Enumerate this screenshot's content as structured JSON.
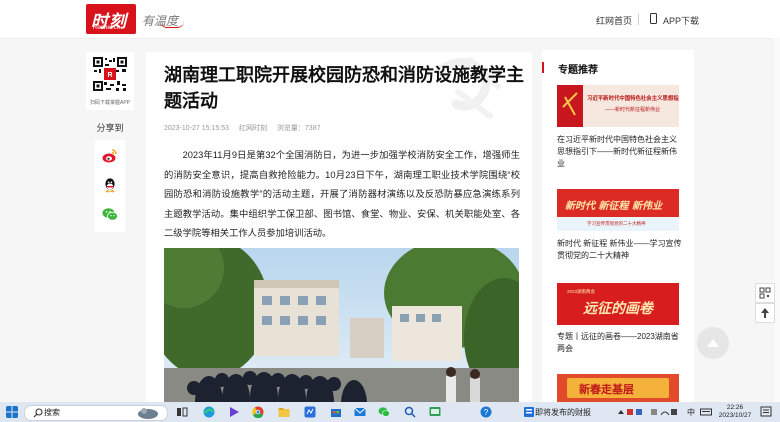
{
  "header": {
    "logo_text": "时刻",
    "logo_sub": "Rednet.cn",
    "slogan": "有温度",
    "nav_home": "红网首页",
    "nav_app": "APP下载"
  },
  "left": {
    "qr_caption": "扫码下载掌握APP",
    "share_label": "分享到",
    "share_icons": [
      "weibo-icon",
      "qq-icon",
      "wechat-icon"
    ]
  },
  "article": {
    "title": "湖南理工职院开展校园防恐和消防设施教学主题活动",
    "date": "2023-10-27 15:15:53",
    "source": "红网时刻",
    "views": "浏览量：7387",
    "paragraph": "2023年11月9日是第32个全国消防日，为进一步加强学校消防安全工作，增强师生的消防安全意识，提高自救抢险能力。10月23日下午，湖南理工职业技术学院围绕“校园防恐和消防设施教学”的活动主题，开展了消防器材演练以及反恐防暴应急演练系列主题教学活动。集中组织学工保卫部、图书馆、食堂、物业、安保、机关职能处室、各二级学院等相关工作人员参加培训活动。"
  },
  "sidebar": {
    "title": "专题推荐",
    "items": [
      {
        "banner": "习近平新时代中国特色社会主义思想指引下——新时代新征程新伟业",
        "caption": "在习近平新时代中国特色社会主义思想指引下——新时代新征程新伟业"
      },
      {
        "banner": "新时代 新征程 新伟业",
        "caption": "新时代 新征程 新伟业——学习宣传贯彻党的二十大精神"
      },
      {
        "banner": "远征的画卷",
        "caption": "专题丨远征的画卷——2023湖南省两会"
      },
      {
        "banner": "新春走基层",
        "caption": ""
      }
    ]
  },
  "taskbar": {
    "search": "搜索",
    "weather": "即将发布的财报",
    "ime": "中",
    "time": "22:26",
    "date": "2023/10/27"
  },
  "colors": {
    "brand": "#d8121a"
  }
}
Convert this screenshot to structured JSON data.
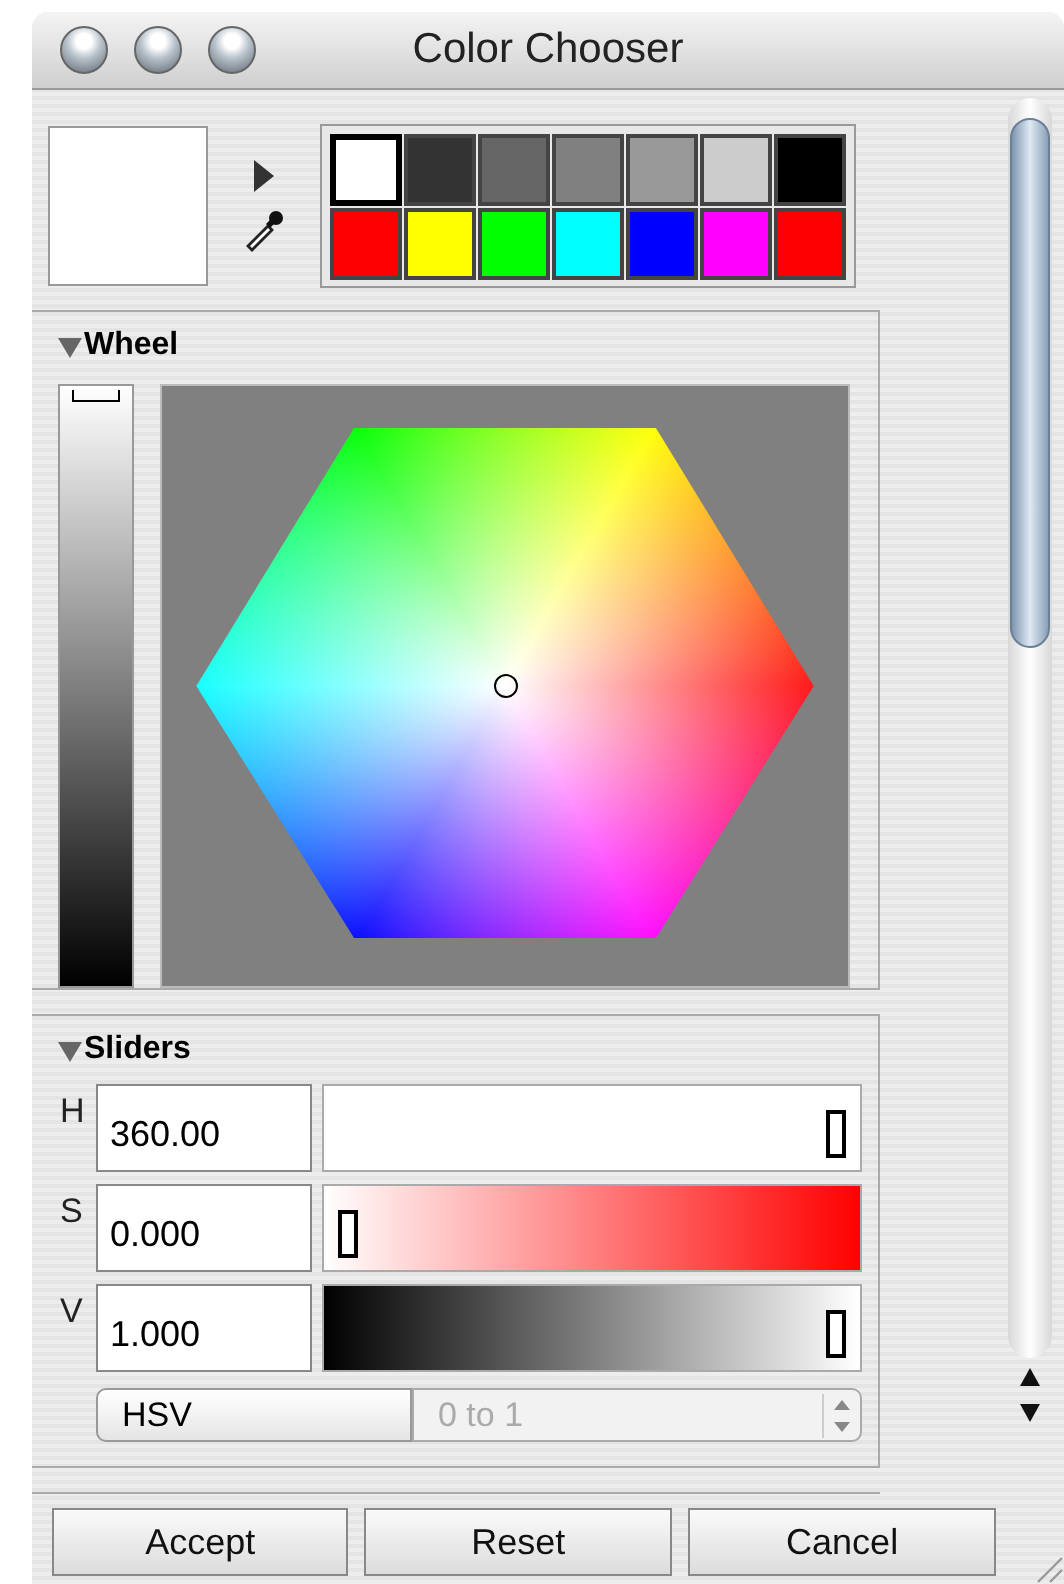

★ ★ ★

GOAL OF THE EXERCISE: Report each line in the data that holds the word "新时代新征程新伟业".

THE SOLUTION:
        "banner": "习近平新时代中国特色社会主义思想指引下——新时代新征程新伟业",
        "caption": "在习近平新时代中国特色社会主义思想指引下——新时代新征程新伟业"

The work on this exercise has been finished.